Collection entries
= = =

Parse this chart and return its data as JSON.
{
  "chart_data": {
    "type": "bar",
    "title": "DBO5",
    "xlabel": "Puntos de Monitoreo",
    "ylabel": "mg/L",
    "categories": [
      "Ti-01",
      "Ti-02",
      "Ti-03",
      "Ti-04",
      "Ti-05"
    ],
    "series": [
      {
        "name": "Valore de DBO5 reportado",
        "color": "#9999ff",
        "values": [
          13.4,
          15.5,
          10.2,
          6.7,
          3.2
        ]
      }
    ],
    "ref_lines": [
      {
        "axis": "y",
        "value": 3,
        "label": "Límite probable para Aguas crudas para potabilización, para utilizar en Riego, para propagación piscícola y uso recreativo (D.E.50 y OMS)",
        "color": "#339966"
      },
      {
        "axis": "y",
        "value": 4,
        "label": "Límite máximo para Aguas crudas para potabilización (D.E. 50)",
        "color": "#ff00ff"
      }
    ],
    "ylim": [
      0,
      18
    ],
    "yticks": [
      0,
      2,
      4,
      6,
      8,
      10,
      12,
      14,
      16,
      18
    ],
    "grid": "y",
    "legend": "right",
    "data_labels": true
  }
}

= = =

* Directions
Transcribe each entry precisely, missing none.

* Solution for this problem
Parse this chart and return its data as JSON.
{
  "chart_data": {
    "type": "bar",
    "title": "DBO5",
    "xlabel": "Puntos de Monitoreo",
    "ylabel": "mg/L",
    "categories": [
      "Ti-01",
      "Ti-02",
      "Ti-03",
      "Ti-04",
      "Ti-05"
    ],
    "series": [
      {
        "name": "Valore de DBO5 reportado",
        "color": "#9999ff",
        "values": [
          13.4,
          15.5,
          10.2,
          6.7,
          3.2
        ]
      }
    ],
    "ref_lines": [
      {
        "axis": "y",
        "value": 3,
        "label": "Límite probable para Aguas crudas para potabilización, para utilizar en Riego, para propagación piscícola y uso recreativo (D.E.50 y OMS)",
        "color": "#339966"
      },
      {
        "axis": "y",
        "value": 4,
        "label": "Límite máximo para Aguas crudas para potabilización (D.E. 50)",
        "color": "#ff00ff"
      }
    ],
    "ylim": [
      0,
      18
    ],
    "yticks": [
      0,
      2,
      4,
      6,
      8,
      10,
      12,
      14,
      16,
      18
    ],
    "grid": "y",
    "legend": "right",
    "data_labels": true
  }
}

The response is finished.